> [Given instruction]: Give every line of the material again, exactly as written.

> [Task material]:

* begin *

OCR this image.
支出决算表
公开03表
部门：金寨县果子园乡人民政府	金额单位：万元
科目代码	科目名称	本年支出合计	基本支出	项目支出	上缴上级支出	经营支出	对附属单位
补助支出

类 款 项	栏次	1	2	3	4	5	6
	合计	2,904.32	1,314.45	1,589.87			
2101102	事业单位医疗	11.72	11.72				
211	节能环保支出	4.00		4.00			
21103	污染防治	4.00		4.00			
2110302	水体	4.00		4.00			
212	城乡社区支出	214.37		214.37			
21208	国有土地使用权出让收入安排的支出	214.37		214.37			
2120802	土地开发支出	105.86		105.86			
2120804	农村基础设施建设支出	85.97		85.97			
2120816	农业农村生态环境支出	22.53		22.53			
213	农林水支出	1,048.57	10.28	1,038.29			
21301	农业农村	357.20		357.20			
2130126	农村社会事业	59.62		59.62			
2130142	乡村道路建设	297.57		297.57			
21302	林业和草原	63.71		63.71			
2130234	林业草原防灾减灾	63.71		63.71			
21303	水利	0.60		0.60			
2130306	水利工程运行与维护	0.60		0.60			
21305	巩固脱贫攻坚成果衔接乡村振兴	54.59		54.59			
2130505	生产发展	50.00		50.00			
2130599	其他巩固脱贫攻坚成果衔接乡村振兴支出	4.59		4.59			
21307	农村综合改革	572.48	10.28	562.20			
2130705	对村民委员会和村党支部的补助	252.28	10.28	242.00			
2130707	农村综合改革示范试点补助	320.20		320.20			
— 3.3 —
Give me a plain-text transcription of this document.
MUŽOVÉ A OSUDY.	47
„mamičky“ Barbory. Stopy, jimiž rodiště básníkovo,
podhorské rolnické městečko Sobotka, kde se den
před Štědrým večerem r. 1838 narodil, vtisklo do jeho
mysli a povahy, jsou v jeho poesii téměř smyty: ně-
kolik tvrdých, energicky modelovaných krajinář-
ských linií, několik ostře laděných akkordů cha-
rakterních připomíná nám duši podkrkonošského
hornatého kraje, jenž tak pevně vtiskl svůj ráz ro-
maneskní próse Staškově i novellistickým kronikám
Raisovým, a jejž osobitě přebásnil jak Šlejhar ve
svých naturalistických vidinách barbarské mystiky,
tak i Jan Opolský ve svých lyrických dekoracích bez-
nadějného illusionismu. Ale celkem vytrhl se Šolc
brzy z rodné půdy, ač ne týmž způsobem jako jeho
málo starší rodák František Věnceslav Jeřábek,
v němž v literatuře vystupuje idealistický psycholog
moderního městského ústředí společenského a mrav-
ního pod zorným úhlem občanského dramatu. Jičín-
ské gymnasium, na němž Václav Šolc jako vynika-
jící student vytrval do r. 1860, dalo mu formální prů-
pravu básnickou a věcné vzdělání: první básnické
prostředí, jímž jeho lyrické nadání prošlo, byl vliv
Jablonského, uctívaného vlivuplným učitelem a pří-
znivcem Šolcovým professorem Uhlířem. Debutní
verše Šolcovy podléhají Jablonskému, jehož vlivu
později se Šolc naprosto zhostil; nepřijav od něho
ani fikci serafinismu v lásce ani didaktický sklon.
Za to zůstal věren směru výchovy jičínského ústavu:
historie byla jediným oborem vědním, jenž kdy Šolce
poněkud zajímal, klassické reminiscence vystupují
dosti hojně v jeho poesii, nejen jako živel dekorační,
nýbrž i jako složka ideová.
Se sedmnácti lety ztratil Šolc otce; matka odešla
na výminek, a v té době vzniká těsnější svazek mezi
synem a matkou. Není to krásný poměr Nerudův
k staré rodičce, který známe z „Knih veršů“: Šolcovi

* end *

> [Complete response]:
OCR this image.
支出决算表
公开03表
部门：金寨县果子园乡人民政府	金额单位：万元
科目代码	科目名称	本年支出合计	基本支出	项目支出	上缴上级支出	经营支出	对附属单位
补助支出

类 款 项	栏次	1	2	3	4	5	6
	合计	2,904.32	1,314.45	1,589.87			
2101102	事业单位医疗	11.72	11.72				
211	节能环保支出	4.00		4.00			
21103	污染防治	4.00		4.00			
2110302	水体	4.00		4.00			
212	城乡社区支出	214.37		214.37			
21208	国有土地使用权出让收入安排的支出	214.37		214.37			
2120802	土地开发支出	105.86		105.86			
2120804	农村基础设施建设支出	85.97		85.97			
2120816	农业农村生态环境支出	22.53		22.53			
213	农林水支出	1,048.57	10.28	1,038.29			
21301	农业农村	357.20		357.20			
2130126	农村社会事业	59.62		59.62			
2130142	乡村道路建设	297.57		297.57			
21302	林业和草原	63.71		63.71			
2130234	林业草原防灾减灾	63.71		63.71			
21303	水利	0.60		0.60			
2130306	水利工程运行与维护	0.60		0.60			
21305	巩固脱贫攻坚成果衔接乡村振兴	54.59		54.59			
2130505	生产发展	50.00		50.00			
2130599	其他巩固脱贫攻坚成果衔接乡村振兴支出	4.59		4.59			
21307	农村综合改革	572.48	10.28	562.20			
2130705	对村民委员会和村党支部的补助	252.28	10.28	242.00			
2130707	农村综合改革示范试点补助	320.20		320.20			
— 3.3 —
Give me a plain-text transcription of this document.
MUŽOVÉ A OSUDY.	47
„mamičky“ Barbory. Stopy, jimiž rodiště básníkovo,
podhorské rolnické městečko Sobotka, kde se den
před Štědrým večerem r. 1838 narodil, vtisklo do jeho
mysli a povahy, jsou v jeho poesii téměř smyty: ně-
kolik tvrdých, energicky modelovaných krajinář-
ských linií, několik ostře laděných akkordů cha-
rakterních připomíná nám duši podkrkonošského
hornatého kraje, jenž tak pevně vtiskl svůj ráz ro-
maneskní próse Staškově i novellistickým kronikám
Raisovým, a jejž osobitě přebásnil jak Šlejhar ve
svých naturalistických vidinách barbarské mystiky,
tak i Jan Opolský ve svých lyrických dekoracích bez-
nadějného illusionismu. Ale celkem vytrhl se Šolc
brzy z rodné půdy, ač ne týmž způsobem jako jeho
málo starší rodák František Věnceslav Jeřábek,
v němž v literatuře vystupuje idealistický psycholog
moderního městského ústředí společenského a mrav-
ního pod zorným úhlem občanského dramatu. Jičín-
ské gymnasium, na němž Václav Šolc jako vynika-
jící student vytrval do r. 1860, dalo mu formální prů-
pravu básnickou a věcné vzdělání: první básnické
prostředí, jímž jeho lyrické nadání prošlo, byl vliv
Jablonského, uctívaného vlivuplným učitelem a pří-
znivcem Šolcovým professorem Uhlířem. Debutní
verše Šolcovy podléhají Jablonskému, jehož vlivu
později se Šolc naprosto zhostil; nepřijav od něho
ani fikci serafinismu v lásce ani didaktický sklon.
Za to zůstal věren směru výchovy jičínského ústavu:
historie byla jediným oborem vědním, jenž kdy Šolce
poněkud zajímal, klassické reminiscence vystupují
dosti hojně v jeho poesii, nejen jako živel dekorační,
nýbrž i jako složka ideová.
Se sedmnácti lety ztratil Šolc otce; matka odešla
na výminek, a v té době vzniká těsnější svazek mezi
synem a matkou. Není to krásný poměr Nerudův
k staré rodičce, který známe z „Knih veršů“: Šolcovi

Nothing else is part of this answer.